# Beste Klasse für Healer,Tank. Wer ist begehrt?



## Btsv67 (5. April 2011)

Schön guten Tag liebe rift Community,

Ich habe noch nicht mit rift begonnen werd es aber wohl bald und möchte dann schnell durchstarten .

Daher wirde ich gerne wissen welche Klasse absolut abgesehen von den jeweiligen skilltrees und den skill des Spielers das größte potential hat, der beste Healer bzw. Tank im pve raid/grp-Spiel zu sein. Wäre schön wenn ihr eure Aussagen begründen könntet =).

Wer ist begehrt?
(Welche Rolle wird am meisten gesucht , Healer , Tank, DD oder sogar eine bestimmte skillung die hervorsticht?)

Ps. Eine persönliche Empfehlung auf welchen Server man Spielen sollte ( Zeit für Instanz/riss Gruppensuche und Bg's ist positiv) nehme ich gerne mit =D!

Vielen dank für konstruktive antworten, Verzeihung für offensichtliches Unwissen . Lasse mich auch gerne auf vorhandene Quellen verweisen.


----------



## Pyrodimi (5. April 2011)

#####

Nenne alle Rollenbezeichnungen, die im Thread über Rift-Klassen oben in der Klammer nach „Wer ist begehrt?“ aufgezählt werden.

Auflistungen umrandeter Layoutelemente:
#####

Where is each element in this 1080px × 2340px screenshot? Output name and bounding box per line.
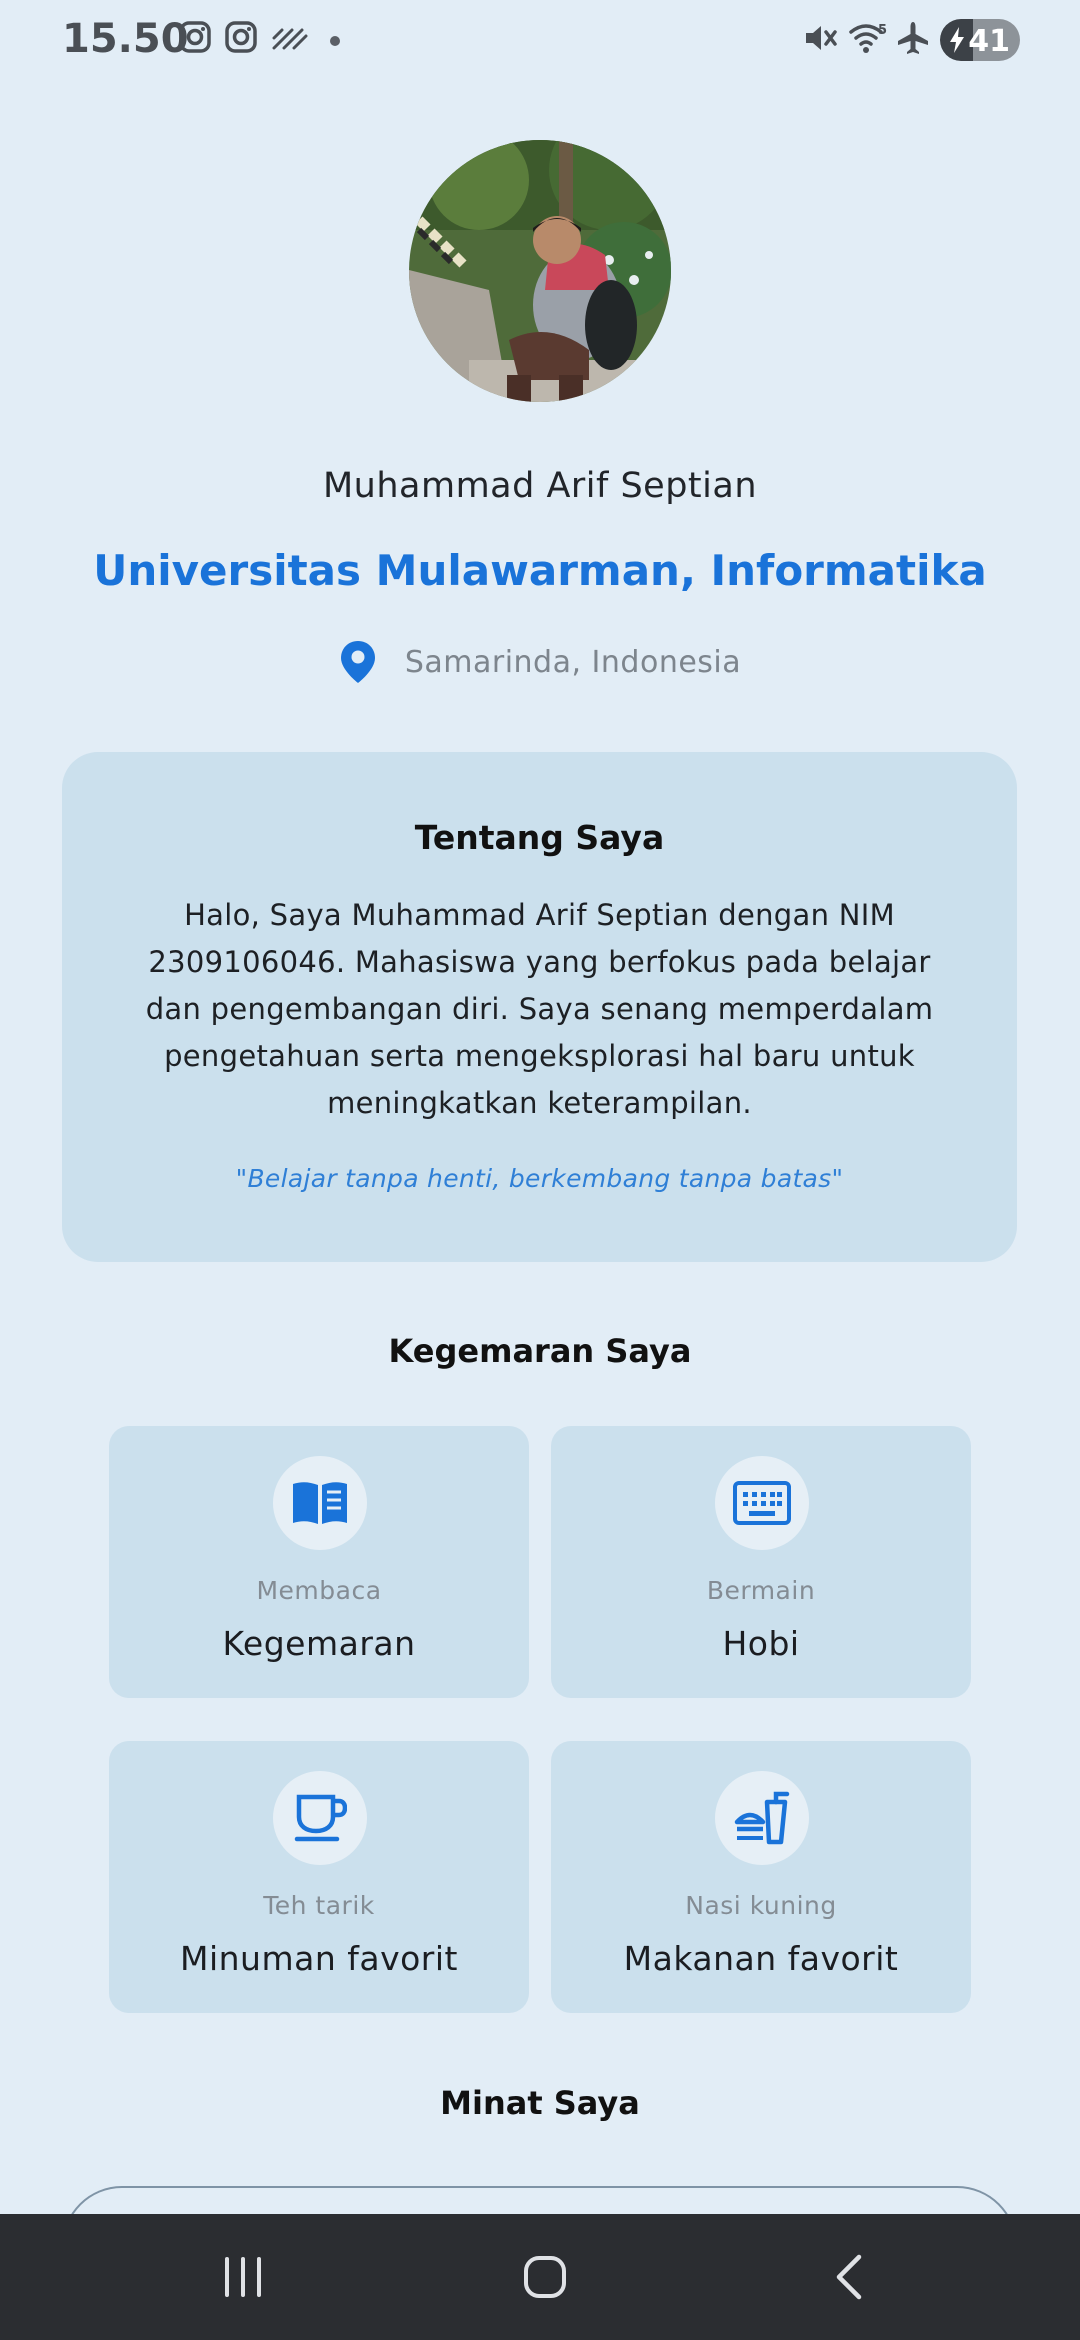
interests-title: Minat Saya [440, 2084, 640, 2122]
airplane-icon [898, 22, 928, 54]
status-time: 15.50 [62, 16, 189, 62]
book-icon [293, 1482, 347, 1524]
keyboard-icon [733, 1481, 791, 1525]
home-button[interactable] [505, 2244, 585, 2310]
location-pin-icon [340, 641, 375, 683]
mute-icon [806, 26, 837, 50]
about-text: Halo, Saya Muhammad Arif Septian dengan … [145, 898, 934, 1120]
hobby-label: Makanan favorit [623, 1939, 899, 1978]
notification-dot-icon [330, 36, 340, 46]
hobby-value: Bermain [706, 1576, 816, 1605]
about-title: Tentang Saya [414, 818, 665, 857]
hobby-card-gaming[interactable]: Bermain Hobi [551, 1426, 971, 1698]
hobby-value: Teh tarik [263, 1891, 375, 1920]
avatar [409, 140, 671, 402]
hobby-value: Nasi kuning [685, 1891, 837, 1920]
food-icon [734, 1791, 790, 1845]
recent-apps-button[interactable] [203, 2244, 283, 2310]
hobby-card-reading[interactable]: Membaca Kegemaran [109, 1426, 529, 1698]
battery-level: 41 [968, 24, 1010, 59]
battery-charging-icon [950, 27, 964, 53]
university-major: Universitas Mulawarman, Informatika [93, 546, 987, 595]
about-quote: "Belajar tanpa henti, berkembang tanpa b… [235, 1164, 844, 1193]
profile-name: Muhammad Arif Septian [322, 466, 758, 506]
wifi-icon: 5 [849, 23, 887, 53]
hobbies-title: Kegemaran Saya [388, 1332, 692, 1370]
signal-pattern-icon [272, 28, 308, 50]
location-text: Samarinda, Indonesia [404, 644, 742, 680]
about-card: Tentang Saya Halo, Saya Muhammad Arif Se… [62, 752, 1017, 1262]
hobby-label: Hobi [722, 1624, 800, 1663]
back-icon [836, 2254, 862, 2300]
location-row: Samarinda, Indonesia [0, 636, 1080, 688]
status-bar: 15.50 5 41 [0, 0, 1080, 80]
hobby-card-food[interactable]: Nasi kuning Makanan favorit [551, 1741, 971, 2013]
hobby-label: Minuman favorit [180, 1939, 458, 1978]
hobby-label: Kegemaran [222, 1624, 416, 1663]
navigation-bar [0, 2214, 1080, 2340]
battery-indicator: 41 [940, 19, 1020, 61]
instagram-icon [179, 21, 211, 53]
hobby-card-drink[interactable]: Teh tarik Minuman favorit [109, 1741, 529, 2013]
recent-apps-icon [225, 2257, 261, 2297]
home-icon [524, 2256, 566, 2298]
svg-text:5: 5 [878, 23, 887, 38]
back-button[interactable] [808, 2244, 888, 2310]
cup-icon [294, 1794, 347, 1842]
instagram-icon [225, 21, 257, 53]
hobby-value: Membaca [256, 1576, 382, 1605]
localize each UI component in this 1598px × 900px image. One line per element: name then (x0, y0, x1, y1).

#####

(Antwort): Healer, Tank, DD